** Begin **

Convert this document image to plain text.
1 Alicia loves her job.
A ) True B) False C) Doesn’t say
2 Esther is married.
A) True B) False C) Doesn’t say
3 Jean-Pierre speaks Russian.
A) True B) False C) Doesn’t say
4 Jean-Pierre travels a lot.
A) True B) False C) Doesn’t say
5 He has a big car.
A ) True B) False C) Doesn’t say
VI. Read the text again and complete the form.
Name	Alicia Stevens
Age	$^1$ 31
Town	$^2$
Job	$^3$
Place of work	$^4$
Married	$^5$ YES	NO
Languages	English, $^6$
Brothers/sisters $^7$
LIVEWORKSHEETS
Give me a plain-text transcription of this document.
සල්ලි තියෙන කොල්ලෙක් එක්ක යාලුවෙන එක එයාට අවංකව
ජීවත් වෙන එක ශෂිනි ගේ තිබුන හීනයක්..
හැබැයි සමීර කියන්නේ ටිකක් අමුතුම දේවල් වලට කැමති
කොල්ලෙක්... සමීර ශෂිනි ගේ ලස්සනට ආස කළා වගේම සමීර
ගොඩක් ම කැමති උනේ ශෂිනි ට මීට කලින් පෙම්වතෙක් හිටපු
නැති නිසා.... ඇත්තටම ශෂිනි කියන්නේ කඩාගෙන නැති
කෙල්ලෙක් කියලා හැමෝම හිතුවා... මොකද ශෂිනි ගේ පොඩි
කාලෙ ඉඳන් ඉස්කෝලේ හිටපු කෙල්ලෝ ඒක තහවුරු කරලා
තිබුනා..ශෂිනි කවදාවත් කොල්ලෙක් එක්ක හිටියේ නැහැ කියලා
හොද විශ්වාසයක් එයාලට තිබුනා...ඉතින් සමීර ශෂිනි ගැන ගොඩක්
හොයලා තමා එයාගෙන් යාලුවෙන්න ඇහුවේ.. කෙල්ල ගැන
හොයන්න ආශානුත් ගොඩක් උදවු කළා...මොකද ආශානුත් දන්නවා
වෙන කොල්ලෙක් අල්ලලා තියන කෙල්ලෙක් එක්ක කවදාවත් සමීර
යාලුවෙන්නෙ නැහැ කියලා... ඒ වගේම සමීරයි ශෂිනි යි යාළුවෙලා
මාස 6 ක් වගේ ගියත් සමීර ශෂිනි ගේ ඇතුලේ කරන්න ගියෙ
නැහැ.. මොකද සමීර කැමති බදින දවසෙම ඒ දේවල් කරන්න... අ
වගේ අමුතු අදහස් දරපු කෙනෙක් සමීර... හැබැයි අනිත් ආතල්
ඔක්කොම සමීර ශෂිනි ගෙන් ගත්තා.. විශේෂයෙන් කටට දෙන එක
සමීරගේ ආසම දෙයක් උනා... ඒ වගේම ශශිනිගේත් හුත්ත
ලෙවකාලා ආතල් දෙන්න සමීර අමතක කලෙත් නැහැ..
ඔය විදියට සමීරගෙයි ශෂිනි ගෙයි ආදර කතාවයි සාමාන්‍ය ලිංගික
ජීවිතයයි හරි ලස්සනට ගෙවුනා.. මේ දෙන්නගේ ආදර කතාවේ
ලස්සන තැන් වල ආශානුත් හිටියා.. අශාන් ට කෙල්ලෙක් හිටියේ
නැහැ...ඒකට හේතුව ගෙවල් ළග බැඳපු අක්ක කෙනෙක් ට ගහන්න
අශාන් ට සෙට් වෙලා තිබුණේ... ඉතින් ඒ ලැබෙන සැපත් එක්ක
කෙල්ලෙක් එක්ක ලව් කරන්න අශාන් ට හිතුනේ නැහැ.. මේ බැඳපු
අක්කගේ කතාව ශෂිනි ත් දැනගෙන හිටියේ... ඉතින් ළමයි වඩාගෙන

** End **

**Your goal:** Go over the records above and tally each line that includes "Pierre". Give the total by itself.

**Solution below:** 2